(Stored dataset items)
-- Start --

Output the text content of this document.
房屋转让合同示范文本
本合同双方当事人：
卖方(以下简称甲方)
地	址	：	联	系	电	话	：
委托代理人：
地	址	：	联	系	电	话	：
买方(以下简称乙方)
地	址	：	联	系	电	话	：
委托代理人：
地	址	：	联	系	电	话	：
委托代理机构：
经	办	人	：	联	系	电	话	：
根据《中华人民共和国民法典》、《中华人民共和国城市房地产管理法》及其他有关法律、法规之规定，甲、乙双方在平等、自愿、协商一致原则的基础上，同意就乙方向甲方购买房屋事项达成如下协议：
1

-- End --

STATED TASK: Print the whole listing again, exactly.

WORKED SOLUTION:
Output the text content of this document.
房屋转让合同示范文本
本合同双方当事人：
卖方(以下简称甲方)
地	址	：	联	系	电	话	：
委托代理人：
地	址	：	联	系	电	话	：
买方(以下简称乙方)
地	址	：	联	系	电	话	：
委托代理人：
地	址	：	联	系	电	话	：
委托代理机构：
经	办	人	：	联	系	电	话	：
根据《中华人民共和国民法典》、《中华人民共和国城市房地产管理法》及其他有关法律、法规之规定，甲、乙双方在平等、自愿、协商一致原则的基础上，同意就乙方向甲方购买房屋事项达成如下协议：
1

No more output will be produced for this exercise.